Directions for this task: Retype each line of the material exactly, please, skipping any picture in it.
++++ Data in this exercise ++++
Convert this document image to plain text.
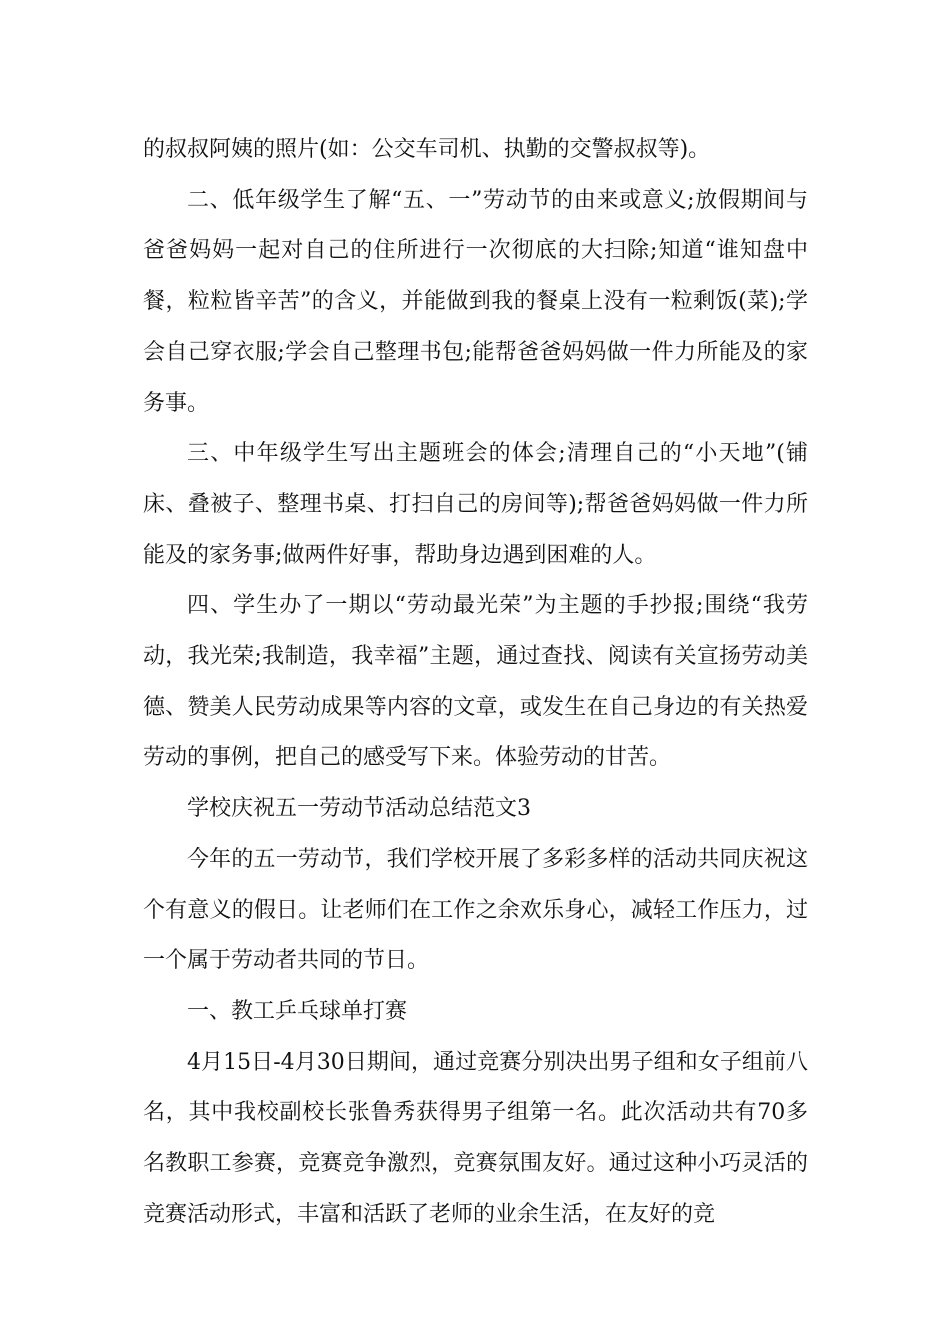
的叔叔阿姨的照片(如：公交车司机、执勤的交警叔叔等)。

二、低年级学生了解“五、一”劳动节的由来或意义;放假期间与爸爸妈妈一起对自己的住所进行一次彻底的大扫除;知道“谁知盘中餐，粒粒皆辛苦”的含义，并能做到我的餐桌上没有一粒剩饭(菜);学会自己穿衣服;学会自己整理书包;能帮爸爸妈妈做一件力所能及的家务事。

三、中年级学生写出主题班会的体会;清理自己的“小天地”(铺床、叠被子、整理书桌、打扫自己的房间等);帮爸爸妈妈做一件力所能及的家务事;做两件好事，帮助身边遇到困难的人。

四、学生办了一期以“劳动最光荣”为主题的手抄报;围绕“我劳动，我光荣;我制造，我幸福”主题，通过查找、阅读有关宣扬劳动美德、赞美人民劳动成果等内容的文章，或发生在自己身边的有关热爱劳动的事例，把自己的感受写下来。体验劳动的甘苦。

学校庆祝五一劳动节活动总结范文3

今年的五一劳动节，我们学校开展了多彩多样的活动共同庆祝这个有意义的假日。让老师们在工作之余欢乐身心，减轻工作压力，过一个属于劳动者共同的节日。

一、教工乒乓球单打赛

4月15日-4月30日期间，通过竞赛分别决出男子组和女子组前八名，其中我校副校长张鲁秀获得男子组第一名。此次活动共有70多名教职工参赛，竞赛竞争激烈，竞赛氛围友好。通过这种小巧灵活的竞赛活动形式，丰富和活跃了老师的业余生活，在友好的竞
++++
Task answer:
Convert this document image to plain text.
的叔叔阿姨的照片(如：公交车司机、执勤的交警叔叔等)。

二、低年级学生了解“五、一”劳动节的由来或意义;放假期间与爸爸妈妈一起对自己的住所进行一次彻底的大扫除;知道“谁知盘中餐，粒粒皆辛苦”的含义，并能做到我的餐桌上没有一粒剩饭(菜);学会自己穿衣服;学会自己整理书包;能帮爸爸妈妈做一件力所能及的家务事。

三、中年级学生写出主题班会的体会;清理自己的“小天地”(铺床、叠被子、整理书桌、打扫自己的房间等);帮爸爸妈妈做一件力所能及的家务事;做两件好事，帮助身边遇到困难的人。

四、学生办了一期以“劳动最光荣”为主题的手抄报;围绕“我劳动，我光荣;我制造，我幸福”主题，通过查找、阅读有关宣扬劳动美德、赞美人民劳动成果等内容的文章，或发生在自己身边的有关热爱劳动的事例，把自己的感受写下来。体验劳动的甘苦。

学校庆祝五一劳动节活动总结范文3

今年的五一劳动节，我们学校开展了多彩多样的活动共同庆祝这个有意义的假日。让老师们在工作之余欢乐身心，减轻工作压力，过一个属于劳动者共同的节日。

一、教工乒乓球单打赛

4月15日-4月30日期间，通过竞赛分别决出男子组和女子组前八名，其中我校副校长张鲁秀获得男子组第一名。此次活动共有70多名教职工参赛，竞赛竞争激烈，竞赛氛围友好。通过这种小巧灵活的竞赛活动形式，丰富和活跃了老师的业余生活，在友好的竞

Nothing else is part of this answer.